STORED RECORDS:

(begin)

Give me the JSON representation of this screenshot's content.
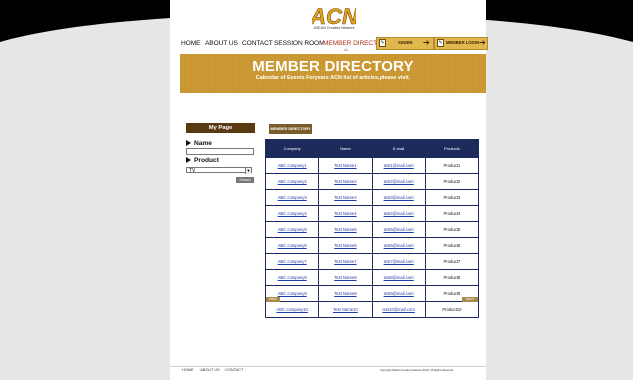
{
  "brand": {
    "logo_text": "ACN",
    "tagline": "ASEAN Creative Network"
  },
  "nav": {
    "items": [
      "HOME",
      "ABOUT US",
      "CONTACT",
      "SESSION ROOM",
      "MEMBER DIRECTORY"
    ],
    "active": "MEMBER DIRECTORY"
  },
  "auth": {
    "signin_label": "SIGNIN",
    "member_login_label": "MEMBER LOGIN"
  },
  "banner": {
    "title": "MEMBER DIRECTORY",
    "subtitle": "Calendar of Events Foryears ACN list of articles,please visit."
  },
  "sidebar": {
    "title": "My Page",
    "name_label": "Name",
    "name_value": "",
    "product_label": "Product",
    "product_selected": "TV",
    "search_label": "Search"
  },
  "directory": {
    "tab_label": "MEMBER DIRECTORY",
    "columns": [
      "Company",
      "Name",
      "E-mail",
      "Products"
    ],
    "rows": [
      [
        "ABC company1",
        "Test Name1",
        "test1@mail.com",
        "Product1"
      ],
      [
        "ABC company2",
        "Test Name2",
        "test2@mail.com",
        "Product2"
      ],
      [
        "ABC company3",
        "Test Name3",
        "test3@mail.com",
        "Product3"
      ],
      [
        "ABC company4",
        "Test Name4",
        "test4@mail.com",
        "Product4"
      ],
      [
        "ABC company5",
        "Test Name5",
        "test5@mail.com",
        "Product5"
      ],
      [
        "ABC company6",
        "Test Name6",
        "test6@mail.com",
        "Product6"
      ],
      [
        "ABC company7",
        "Test Name7",
        "test7@mail.com",
        "Product7"
      ],
      [
        "ABC company8",
        "Test Name8",
        "test8@mail.com",
        "Product8"
      ],
      [
        "ABC company9",
        "Test Name9",
        "test9@mail.com",
        "Product9"
      ],
      [
        "ABC company10",
        "Test Name10",
        "test10@mail.com",
        "Product10"
      ]
    ],
    "prev_label": "PREV",
    "next_label": "NEXT"
  },
  "footer": {
    "links": [
      "HOME",
      "ABOUT US",
      "CONTACT"
    ],
    "copyright": "Copyright ASEAN Creative Network (ACN). All Rights Reserved."
  },
  "colors": {
    "accent": "#c9962f",
    "table_header": "#1c2a5c",
    "active_nav": "#b0361e",
    "button_gold": "#e1b84d"
  }
}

(end)

PROBLEM DETAILS:
Return all lines containing "ASEAN".

ANSWER IN FULL:
    "tagline": "ASEAN Creative Network"
    "copyright": "Copyright ASEAN Creative Network (ACN). All Rights Reserved."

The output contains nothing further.